DO THIS:
Convert every line of the listing below into a JSON list of strings, one string per line, skipping blank lines. Leave the picture markers out of the result.

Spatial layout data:
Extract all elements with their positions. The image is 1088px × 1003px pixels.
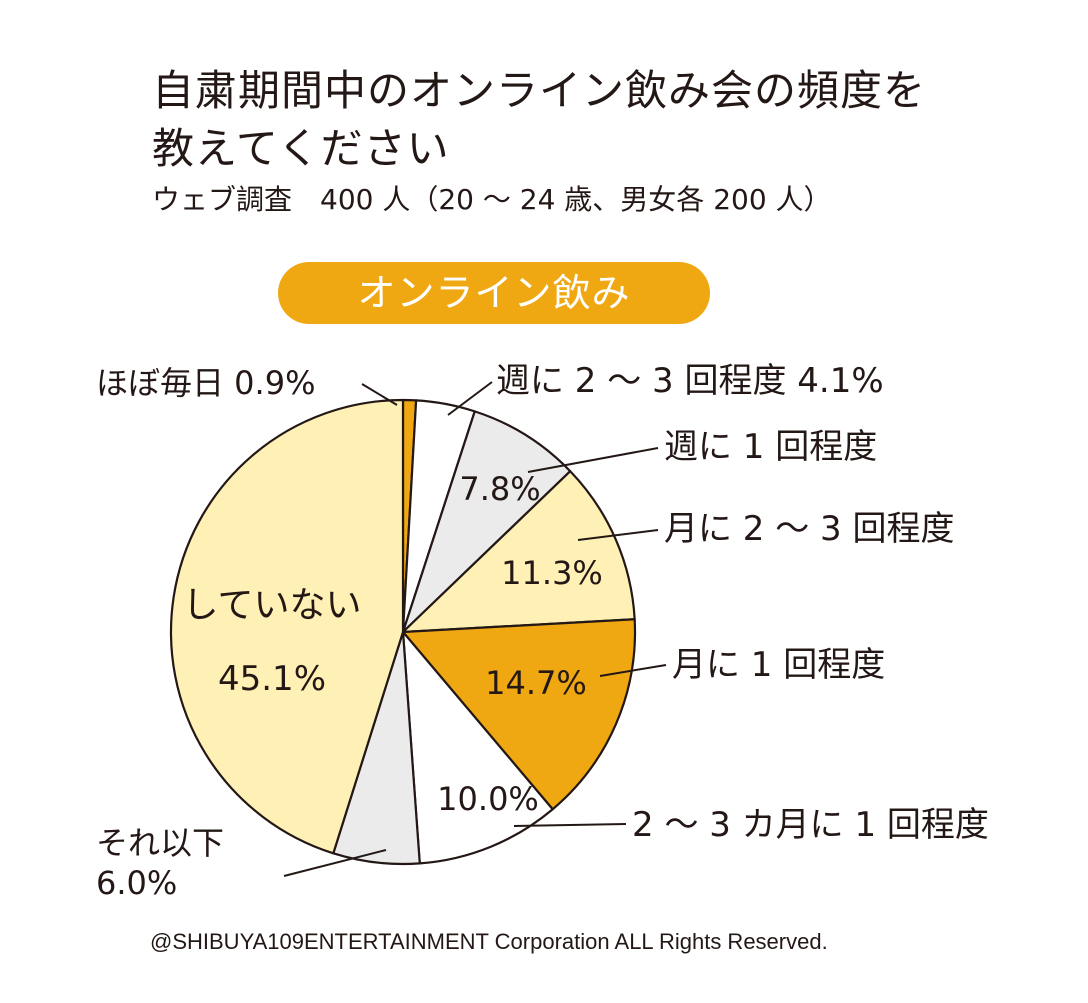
pie-slice [401,470,636,634]
slice-value: 45.1% [218,659,326,699]
slice-label: それ以下 [96,824,224,862]
slice-value: 6.0% [96,864,177,902]
leader-line [599,664,667,677]
chart-title-line-1: 自粛期間中のオンライン飲み会の頻度を [152,66,927,115]
copyright-notice: @SHIBUYA109ENTERTAINMENT Corporation ALL… [150,929,828,954]
leader-line [527,447,659,473]
slice-value: 11.3% [501,554,603,592]
leader-line [361,383,398,406]
chart-title-line-2: 教えてください [152,124,450,173]
slice-label: していない [183,585,362,626]
slice-label: 月に 2 ～ 3 回程度 [664,509,955,549]
slice-label: 週に 1 回程度 [664,427,877,467]
leader-line [447,381,493,416]
pie-slice [401,630,554,865]
leader-line [513,823,627,827]
slice-value: 7.8% [459,470,540,508]
slice-label: ほぼ毎日 0.9% [96,364,315,402]
chart-title: 自粛期間中のオンライン飲み会の頻度を 教えてください [152,62,1012,178]
leader-line [577,529,659,541]
category-pill: オンライン飲み [278,262,710,324]
slice-label: 2 ～ 3 カ月に 1 回程度 [632,805,989,845]
survey-subtitle: ウェブ調査 400 人（20 ～ 24 歳、男女各 200 人） [152,183,832,216]
pie-slice [169,398,405,855]
pie-slice [401,618,637,811]
slice-label: 週に 2 ～ 3 回程度 4.1% [496,361,884,401]
slice-value: 10.0% [437,780,539,818]
pie-slice [401,410,572,634]
leader-line [283,849,387,877]
slice-label: 月に 1 回程度 [672,645,885,685]
slice-value: 14.7% [485,664,587,702]
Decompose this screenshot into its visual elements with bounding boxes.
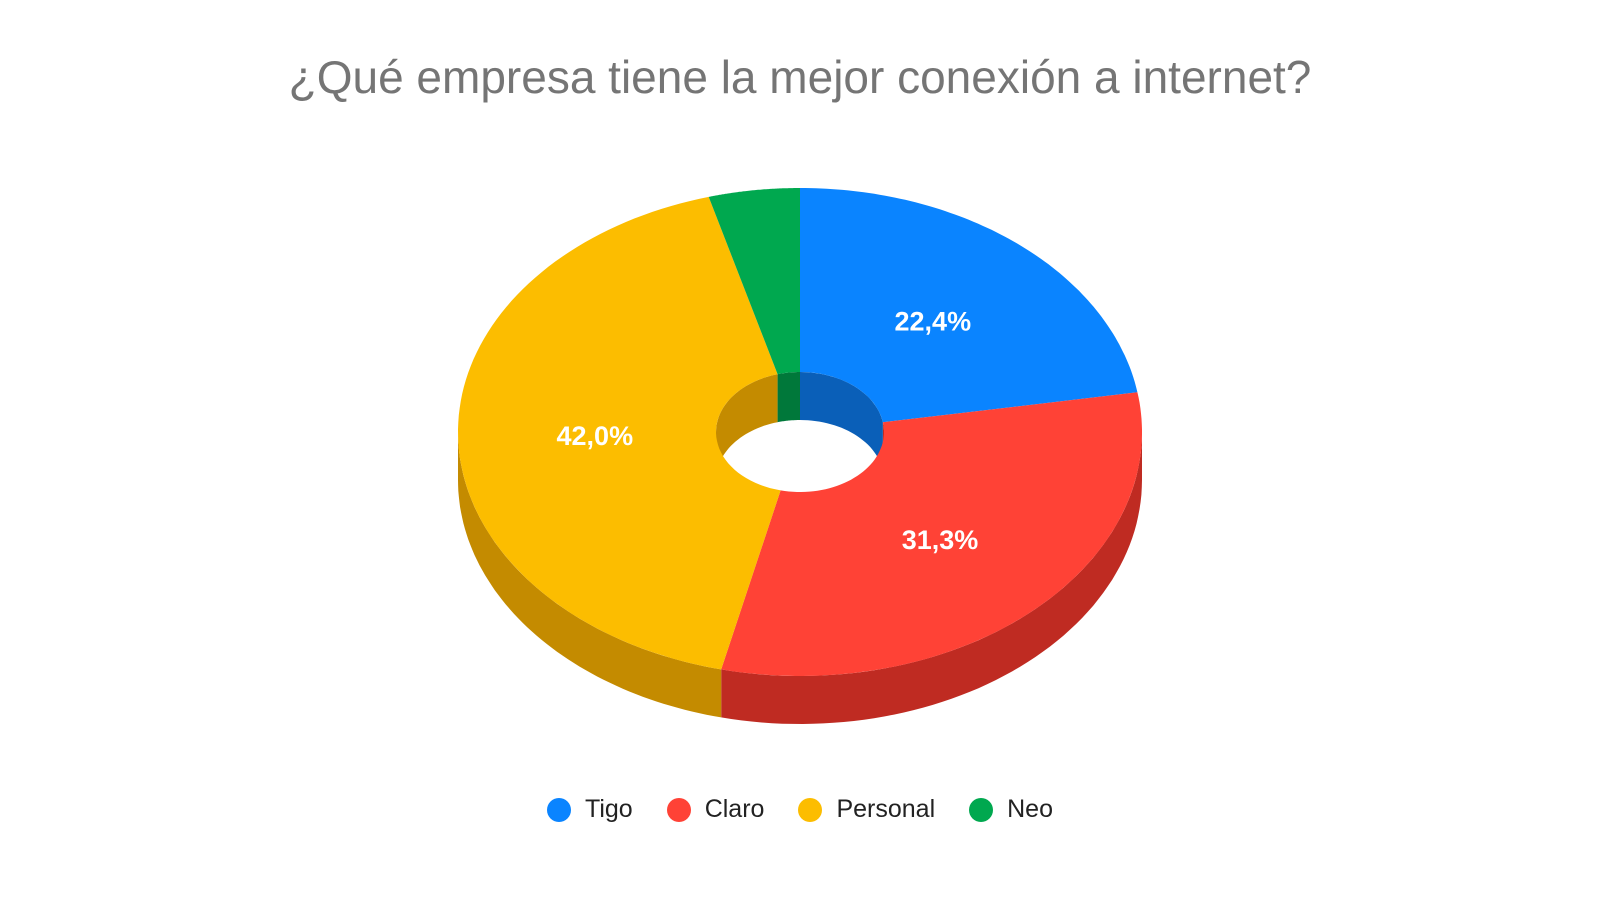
- legend-label-personal: Personal: [836, 795, 936, 823]
- hole-wall-personal: [716, 374, 778, 480]
- legend: Tigo Claro Personal Neo: [0, 795, 1600, 824]
- slice-neo: [708, 188, 800, 375]
- hole-wall-neo: [777, 372, 800, 423]
- legend-swatch-neo: [969, 797, 994, 822]
- legend-item-tigo: Tigo: [546, 795, 633, 824]
- slice-personal: [458, 196, 781, 670]
- chart-title: ¿Qué empresa tiene la mejor conexión a i…: [288, 51, 1312, 103]
- legend-label-claro: Claro: [704, 795, 765, 823]
- legend-item-claro: Claro: [666, 795, 765, 824]
- legend-swatch-personal: [798, 797, 823, 822]
- side-claro: [721, 432, 1142, 724]
- legend-swatch-tigo: [546, 797, 571, 822]
- side-personal: [458, 432, 722, 718]
- legend-label-neo: Neo: [1007, 795, 1053, 823]
- slice-tigo: [800, 188, 1138, 423]
- legend-label-tigo: Tigo: [584, 795, 633, 823]
- legend-swatch-claro: [666, 797, 691, 822]
- slice-claro: [721, 392, 1142, 676]
- hole-wall-tigo: [800, 372, 883, 471]
- legend-item-personal: Personal: [798, 795, 935, 824]
- data-label-personal: 42,0%: [557, 421, 634, 451]
- data-label-tigo: 22,4%: [895, 306, 972, 336]
- data-label-claro: 31,3%: [902, 525, 979, 555]
- legend-item-neo: Neo: [969, 795, 1053, 824]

RESULT FOR THIS TASK:
[
  "Extract all elements with their positions. The image is 1088px × 1003px pixels.",
  "pie-slice [401,470,636,634]",
  "slice-value: 45.1% [218,659,326,699]",
  "slice-label: それ以下 [96,824,224,862]",
  "slice-value: 6.0% [96,864,177,902]",
  "leader-line [599,664,667,677]",
  "chart-title-line-1: 自粛期間中のオンライン飲み会の頻度を [152,66,927,115]",
  "copyright-notice: @SHIBUYA109ENTERTAINMENT Corporation ALL… [150,929,828,954]",
  "leader-line [527,447,659,473]",
  "slice-value: 11.3% [501,554,603,592]",
  "leader-line [361,383,398,406]",
  "chart-title-line-2: 教えてください [152,124,450,173]",
  "slice-label: していない [183,585,362,626]",
  "slice-label: 月に 2 ～ 3 回程度 [664,509,955,549]",
  "slice-label: 週に 1 回程度 [664,427,877,467]",
  "leader-line [447,381,493,416]",
  "pie-slice [401,630,554,865]",
  "leader-line [513,823,627,827]",
  "slice-value: 7.8% [459,470,540,508]",
  "slice-label: ほぼ毎日 0.9% [96,364,315,402]",
  "chart-title: 自粛期間中のオンライン飲み会の頻度を 教えてください [152,62,1012,178]",
  "leader-line [577,529,659,541]",
  "category-pill: オンライン飲み [278,262,710,324]",
  "slice-label: 2 ～ 3 カ月に 1 回程度 [632,805,989,845]",
  "survey-subtitle: ウェブ調査 400 人（20 ～ 24 歳、男女各 200 人） [152,183,832,216]",
  "pie-slice [169,398,405,855]",
  "pie-slice [401,618,637,811]",
  "slice-label: 週に 2 ～ 3 回程度 4.1% [496,361,884,401]",
  "slice-value: 10.0% [437,780,539,818]",
  "pie-slice [401,410,572,634]",
  "leader-line [283,849,387,877]",
  "slice-label: 月に 1 回程度 [672,645,885,685]",
  "slice-value: 14.7% [485,664,587,702]",
  "Decompose this screenshot into its visual elements with bounding boxes.",
  "- legend-label-personal: Personal: [836, 795, 936, 823]",
  "- hole-wall-personal: [716, 374, 778, 480]",
  "- legend: Tigo Claro Personal Neo: [0, 795, 1600, 824]",
  "- slice-neo: [708, 188, 800, 375]",
  "- hole-wall-neo: [777, 372, 800, 423]",
  "- legend-swatch-neo: [969, 797, 994, 822]",
  "- legend-item-tigo: Tigo: [546, 795, 633, 824]",
  "- slice-personal: [458, 196, 781, 670]",
  "- chart-title: ¿Qué empresa tiene la mejor conexión a i…: [288, 51, 1312, 103]",
  "- legend-label-claro: Claro: [704, 795, 765, 823]",
  "- legend-item-claro: Claro: [666, 795, 765, 824]",
  "- legend-swatch-personal: [798, 797, 823, 822]",
  "- side-claro: [721, 432, 1142, 724]",
  "- legend-swatch-tigo: [546, 797, 571, 822]",
  "- side-personal: [458, 432, 722, 718]",
  "- legend-label-neo: Neo: [1007, 795, 1053, 823]",
  "- slice-tigo: [800, 188, 1138, 423]",
  "- legend-label-tigo: Tigo: [584, 795, 633, 823]",
  "- legend-swatch-claro: [666, 797, 691, 822]",
  "- slice-claro: [721, 392, 1142, 676]",
  "- hole-wall-tigo: [800, 372, 883, 471]",
  "- legend-item-personal: Personal: [798, 795, 935, 824]",
  "- data-label-personal: 42,0%: [557, 421, 634, 451]",
  "- data-label-tigo: 22,4%: [895, 306, 972, 336]",
  "- data-label-claro: 31,3%: [902, 525, 979, 555]",
  "- legend-item-neo: Neo: [969, 795, 1053, 824]"
]